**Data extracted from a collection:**

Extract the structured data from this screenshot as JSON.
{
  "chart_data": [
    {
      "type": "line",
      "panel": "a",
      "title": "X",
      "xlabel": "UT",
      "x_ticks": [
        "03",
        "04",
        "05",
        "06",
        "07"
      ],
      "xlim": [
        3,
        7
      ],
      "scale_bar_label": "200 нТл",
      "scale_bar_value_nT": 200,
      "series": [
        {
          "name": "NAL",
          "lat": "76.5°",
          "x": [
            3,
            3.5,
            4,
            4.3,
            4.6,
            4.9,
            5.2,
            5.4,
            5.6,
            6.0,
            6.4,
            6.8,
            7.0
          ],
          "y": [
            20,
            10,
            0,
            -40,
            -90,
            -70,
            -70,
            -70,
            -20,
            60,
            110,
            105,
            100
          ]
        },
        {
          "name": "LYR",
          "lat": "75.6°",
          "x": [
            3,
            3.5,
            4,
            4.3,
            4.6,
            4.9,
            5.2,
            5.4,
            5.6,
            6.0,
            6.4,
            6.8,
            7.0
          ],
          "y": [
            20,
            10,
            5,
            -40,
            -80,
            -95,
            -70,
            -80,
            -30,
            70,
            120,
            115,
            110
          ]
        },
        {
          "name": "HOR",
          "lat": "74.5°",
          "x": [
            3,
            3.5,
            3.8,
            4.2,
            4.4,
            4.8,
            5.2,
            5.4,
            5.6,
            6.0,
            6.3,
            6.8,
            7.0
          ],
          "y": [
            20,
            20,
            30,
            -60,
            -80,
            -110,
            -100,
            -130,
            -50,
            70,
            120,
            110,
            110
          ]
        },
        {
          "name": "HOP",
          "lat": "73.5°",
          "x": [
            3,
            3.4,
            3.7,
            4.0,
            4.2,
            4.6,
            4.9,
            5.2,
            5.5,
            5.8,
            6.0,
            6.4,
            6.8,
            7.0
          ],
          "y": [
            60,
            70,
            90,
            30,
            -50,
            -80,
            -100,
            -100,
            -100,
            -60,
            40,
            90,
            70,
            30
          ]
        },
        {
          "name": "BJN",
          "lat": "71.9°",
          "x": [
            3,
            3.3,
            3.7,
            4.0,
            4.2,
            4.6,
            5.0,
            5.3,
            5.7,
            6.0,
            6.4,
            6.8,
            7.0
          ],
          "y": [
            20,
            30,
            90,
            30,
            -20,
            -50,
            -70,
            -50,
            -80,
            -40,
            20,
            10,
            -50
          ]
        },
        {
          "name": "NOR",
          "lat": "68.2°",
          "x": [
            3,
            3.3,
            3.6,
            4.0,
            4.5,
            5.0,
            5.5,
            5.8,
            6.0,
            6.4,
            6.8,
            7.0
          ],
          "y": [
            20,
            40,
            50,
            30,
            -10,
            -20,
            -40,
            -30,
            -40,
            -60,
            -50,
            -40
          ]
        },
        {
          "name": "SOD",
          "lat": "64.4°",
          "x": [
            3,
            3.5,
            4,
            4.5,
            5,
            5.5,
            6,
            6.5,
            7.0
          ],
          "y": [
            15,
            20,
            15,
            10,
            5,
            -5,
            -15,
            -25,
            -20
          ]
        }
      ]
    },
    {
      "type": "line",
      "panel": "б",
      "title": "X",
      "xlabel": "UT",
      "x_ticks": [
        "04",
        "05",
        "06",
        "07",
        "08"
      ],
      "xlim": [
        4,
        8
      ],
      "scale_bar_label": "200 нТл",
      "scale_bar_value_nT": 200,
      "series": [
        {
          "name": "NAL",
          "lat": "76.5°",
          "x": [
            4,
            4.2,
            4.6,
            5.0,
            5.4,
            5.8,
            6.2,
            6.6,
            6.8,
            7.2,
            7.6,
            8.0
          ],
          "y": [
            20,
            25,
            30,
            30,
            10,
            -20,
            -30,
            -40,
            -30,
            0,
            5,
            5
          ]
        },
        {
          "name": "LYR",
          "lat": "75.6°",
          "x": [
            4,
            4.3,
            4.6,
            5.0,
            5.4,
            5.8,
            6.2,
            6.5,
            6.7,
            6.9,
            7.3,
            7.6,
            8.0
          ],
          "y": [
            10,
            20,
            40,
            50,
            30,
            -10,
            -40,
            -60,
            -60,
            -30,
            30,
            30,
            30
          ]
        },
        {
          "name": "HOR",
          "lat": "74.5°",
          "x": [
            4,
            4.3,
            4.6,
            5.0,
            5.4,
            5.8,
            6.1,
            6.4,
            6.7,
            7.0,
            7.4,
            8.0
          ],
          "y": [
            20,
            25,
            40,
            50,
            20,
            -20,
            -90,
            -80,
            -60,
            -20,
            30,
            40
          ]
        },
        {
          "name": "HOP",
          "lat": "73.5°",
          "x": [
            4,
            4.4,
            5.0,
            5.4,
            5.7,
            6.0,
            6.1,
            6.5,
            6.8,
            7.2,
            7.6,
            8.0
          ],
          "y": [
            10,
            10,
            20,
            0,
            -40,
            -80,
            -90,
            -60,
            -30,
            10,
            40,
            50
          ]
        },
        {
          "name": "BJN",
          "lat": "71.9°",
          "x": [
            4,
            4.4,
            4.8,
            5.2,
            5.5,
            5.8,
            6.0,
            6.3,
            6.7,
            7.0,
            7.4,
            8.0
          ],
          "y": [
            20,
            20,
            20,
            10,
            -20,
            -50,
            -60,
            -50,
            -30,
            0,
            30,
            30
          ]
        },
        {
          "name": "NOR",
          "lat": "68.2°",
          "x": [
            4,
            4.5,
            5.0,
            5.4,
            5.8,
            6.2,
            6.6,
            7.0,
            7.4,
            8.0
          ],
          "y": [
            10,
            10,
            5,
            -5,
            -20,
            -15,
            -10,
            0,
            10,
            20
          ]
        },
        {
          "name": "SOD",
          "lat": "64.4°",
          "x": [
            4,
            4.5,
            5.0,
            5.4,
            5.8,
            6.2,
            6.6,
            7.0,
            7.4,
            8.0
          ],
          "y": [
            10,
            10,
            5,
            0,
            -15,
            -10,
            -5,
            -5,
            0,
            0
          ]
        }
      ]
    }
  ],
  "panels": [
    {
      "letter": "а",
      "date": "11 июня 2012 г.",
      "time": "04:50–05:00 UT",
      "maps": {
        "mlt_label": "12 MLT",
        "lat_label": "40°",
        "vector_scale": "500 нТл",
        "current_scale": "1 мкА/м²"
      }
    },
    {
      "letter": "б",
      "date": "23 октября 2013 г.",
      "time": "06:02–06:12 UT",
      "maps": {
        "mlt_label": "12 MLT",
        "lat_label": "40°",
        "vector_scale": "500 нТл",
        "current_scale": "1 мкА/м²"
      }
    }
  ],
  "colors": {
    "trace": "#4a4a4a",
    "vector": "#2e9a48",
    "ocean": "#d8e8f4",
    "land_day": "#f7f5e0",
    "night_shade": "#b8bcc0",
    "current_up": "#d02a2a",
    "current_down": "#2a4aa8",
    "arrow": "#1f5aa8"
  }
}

**BRIEF:**
From the preceding material, extract every line exactly.

**CORRECT RESPONSE:**
Extract the structured data from this screenshot as JSON.
{
  "chart_data": [
    {
      "type": "line",
      "panel": "a",
      "title": "X",
      "xlabel": "UT",
      "x_ticks": [
        "03",
        "04",
        "05",
        "06",
        "07"
      ],
      "xlim": [
        3,
        7
      ],
      "scale_bar_label": "200 нТл",
      "scale_bar_value_nT": 200,
      "series": [
        {
          "name": "NAL",
          "lat": "76.5°",
          "x": [
            3,
            3.5,
            4,
            4.3,
            4.6,
            4.9,
            5.2,
            5.4,
            5.6,
            6.0,
            6.4,
            6.8,
            7.0
          ],
          "y": [
            20,
            10,
            0,
            -40,
            -90,
            -70,
            -70,
            -70,
            -20,
            60,
            110,
            105,
            100
          ]
        },
        {
          "name": "LYR",
          "lat": "75.6°",
          "x": [
            3,
            3.5,
            4,
            4.3,
            4.6,
            4.9,
            5.2,
            5.4,
            5.6,
            6.0,
            6.4,
            6.8,
            7.0
          ],
          "y": [
            20,
            10,
            5,
            -40,
            -80,
            -95,
            -70,
            -80,
            -30,
            70,
            120,
            115,
            110
          ]
        },
        {
          "name": "HOR",
          "lat": "74.5°",
          "x": [
            3,
            3.5,
            3.8,
            4.2,
            4.4,
            4.8,
            5.2,
            5.4,
            5.6,
            6.0,
            6.3,
            6.8,
            7.0
          ],
          "y": [
            20,
            20,
            30,
            -60,
            -80,
            -110,
            -100,
            -130,
            -50,
            70,
            120,
            110,
            110
          ]
        },
        {
          "name": "HOP",
          "lat": "73.5°",
          "x": [
            3,
            3.4,
            3.7,
            4.0,
            4.2,
            4.6,
            4.9,
            5.2,
            5.5,
            5.8,
            6.0,
            6.4,
            6.8,
            7.0
          ],
          "y": [
            60,
            70,
            90,
            30,
            -50,
            -80,
            -100,
            -100,
            -100,
            -60,
            40,
            90,
            70,
            30
          ]
        },
        {
          "name": "BJN",
          "lat": "71.9°",
          "x": [
            3,
            3.3,
            3.7,
            4.0,
            4.2,
            4.6,
            5.0,
            5.3,
            5.7,
            6.0,
            6.4,
            6.8,
            7.0
          ],
          "y": [
            20,
            30,
            90,
            30,
            -20,
            -50,
            -70,
            -50,
            -80,
            -40,
            20,
            10,
            -50
          ]
        },
        {
          "name": "NOR",
          "lat": "68.2°",
          "x": [
            3,
            3.3,
            3.6,
            4.0,
            4.5,
            5.0,
            5.5,
            5.8,
            6.0,
            6.4,
            6.8,
            7.0
          ],
          "y": [
            20,
            40,
            50,
            30,
            -10,
            -20,
            -40,
            -30,
            -40,
            -60,
            -50,
            -40
          ]
        },
        {
          "name": "SOD",
          "lat": "64.4°",
          "x": [
            3,
            3.5,
            4,
            4.5,
            5,
            5.5,
            6,
            6.5,
            7.0
          ],
          "y": [
            15,
            20,
            15,
            10,
            5,
            -5,
            -15,
            -25,
            -20
          ]
        }
      ]
    },
    {
      "type": "line",
      "panel": "б",
      "title": "X",
      "xlabel": "UT",
      "x_ticks": [
        "04",
        "05",
        "06",
        "07",
        "08"
      ],
      "xlim": [
        4,
        8
      ],
      "scale_bar_label": "200 нТл",
      "scale_bar_value_nT": 200,
      "series": [
        {
          "name": "NAL",
          "lat": "76.5°",
          "x": [
            4,
            4.2,
            4.6,
            5.0,
            5.4,
            5.8,
            6.2,
            6.6,
            6.8,
            7.2,
            7.6,
            8.0
          ],
          "y": [
            20,
            25,
            30,
            30,
            10,
            -20,
            -30,
            -40,
            -30,
            0,
            5,
            5
          ]
        },
        {
          "name": "LYR",
          "lat": "75.6°",
          "x": [
            4,
            4.3,
            4.6,
            5.0,
            5.4,
            5.8,
            6.2,
            6.5,
            6.7,
            6.9,
            7.3,
            7.6,
            8.0
          ],
          "y": [
            10,
            20,
            40,
            50,
            30,
            -10,
            -40,
            -60,
            -60,
            -30,
            30,
            30,
            30
          ]
        },
        {
          "name": "HOR",
          "lat": "74.5°",
          "x": [
            4,
            4.3,
            4.6,
            5.0,
            5.4,
            5.8,
            6.1,
            6.4,
            6.7,
            7.0,
            7.4,
            8.0
          ],
          "y": [
            20,
            25,
            40,
            50,
            20,
            -20,
            -90,
            -80,
            -60,
            -20,
            30,
            40
          ]
        },
        {
          "name": "HOP",
          "lat": "73.5°",
          "x": [
            4,
            4.4,
            5.0,
            5.4,
            5.7,
            6.0,
            6.1,
            6.5,
            6.8,
            7.2,
            7.6,
            8.0
          ],
          "y": [
            10,
            10,
            20,
            0,
            -40,
            -80,
            -90,
            -60,
            -30,
            10,
            40,
            50
          ]
        },
        {
          "name": "BJN",
          "lat": "71.9°",
          "x": [
            4,
            4.4,
            4.8,
            5.2,
            5.5,
            5.8,
            6.0,
            6.3,
            6.7,
            7.0,
            7.4,
            8.0
          ],
          "y": [
            20,
            20,
            20,
            10,
            -20,
            -50,
            -60,
            -50,
            -30,
            0,
            30,
            30
          ]
        },
        {
          "name": "NOR",
          "lat": "68.2°",
          "x": [
            4,
            4.5,
            5.0,
            5.4,
            5.8,
            6.2,
            6.6,
            7.0,
            7.4,
            8.0
          ],
          "y": [
            10,
            10,
            5,
            -5,
            -20,
            -15,
            -10,
            0,
            10,
            20
          ]
        },
        {
          "name": "SOD",
          "lat": "64.4°",
          "x": [
            4,
            4.5,
            5.0,
            5.4,
            5.8,
            6.2,
            6.6,
            7.0,
            7.4,
            8.0
          ],
          "y": [
            10,
            10,
            5,
            0,
            -15,
            -10,
            -5,
            -5,
            0,
            0
          ]
        }
      ]
    }
  ],
  "panels": [
    {
      "letter": "а",
      "date": "11 июня 2012 г.",
      "time": "04:50–05:00 UT",
      "maps": {
        "mlt_label": "12 MLT",
        "lat_label": "40°",
        "vector_scale": "500 нТл",
        "current_scale": "1 мкА/м²"
      }
    },
    {
      "letter": "б",
      "date": "23 октября 2013 г.",
      "time": "06:02–06:12 UT",
      "maps": {
        "mlt_label": "12 MLT",
        "lat_label": "40°",
        "vector_scale": "500 нТл",
        "current_scale": "1 мкА/м²"
      }
    }
  ],
  "colors": {
    "trace": "#4a4a4a",
    "vector": "#2e9a48",
    "ocean": "#d8e8f4",
    "land_day": "#f7f5e0",
    "night_shade": "#b8bcc0",
    "current_up": "#d02a2a",
    "current_down": "#2a4aa8",
    "arrow": "#1f5aa8"
  }
}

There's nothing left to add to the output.